╭─ Source records

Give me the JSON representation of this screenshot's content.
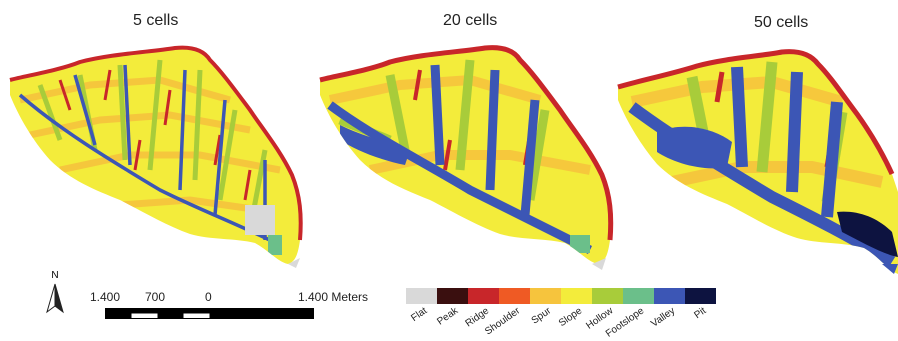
{
  "panels": [
    {
      "title": "5 cells"
    },
    {
      "title": "20 cells"
    },
    {
      "title": "50 cells"
    }
  ],
  "north_arrow": {
    "label": "N"
  },
  "scale_bar": {
    "labels": [
      "1.400",
      "700",
      "0",
      "1.400 Meters"
    ]
  },
  "legend": {
    "classes": [
      {
        "label": "Flat",
        "color": "#d9d9d9"
      },
      {
        "label": "Peak",
        "color": "#3a0f0f"
      },
      {
        "label": "Ridge",
        "color": "#c8262a"
      },
      {
        "label": "Shoulder",
        "color": "#ef5a24"
      },
      {
        "label": "Spur",
        "color": "#f6c43d"
      },
      {
        "label": "Slope",
        "color": "#f3ec3b"
      },
      {
        "label": "Hollow",
        "color": "#a8cc3a"
      },
      {
        "label": "Footslope",
        "color": "#6bbf8a"
      },
      {
        "label": "Valley",
        "color": "#3c56b5"
      },
      {
        "label": "Pit",
        "color": "#0d1340"
      }
    ]
  }
}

╰─

▶ [Work required]: Where does the string "cells" occur in the listing above? Return every line that contains it.

▶ [Finished task]:
      "title": "5 cells"
      "title": "20 cells"
      "title": "50 cells"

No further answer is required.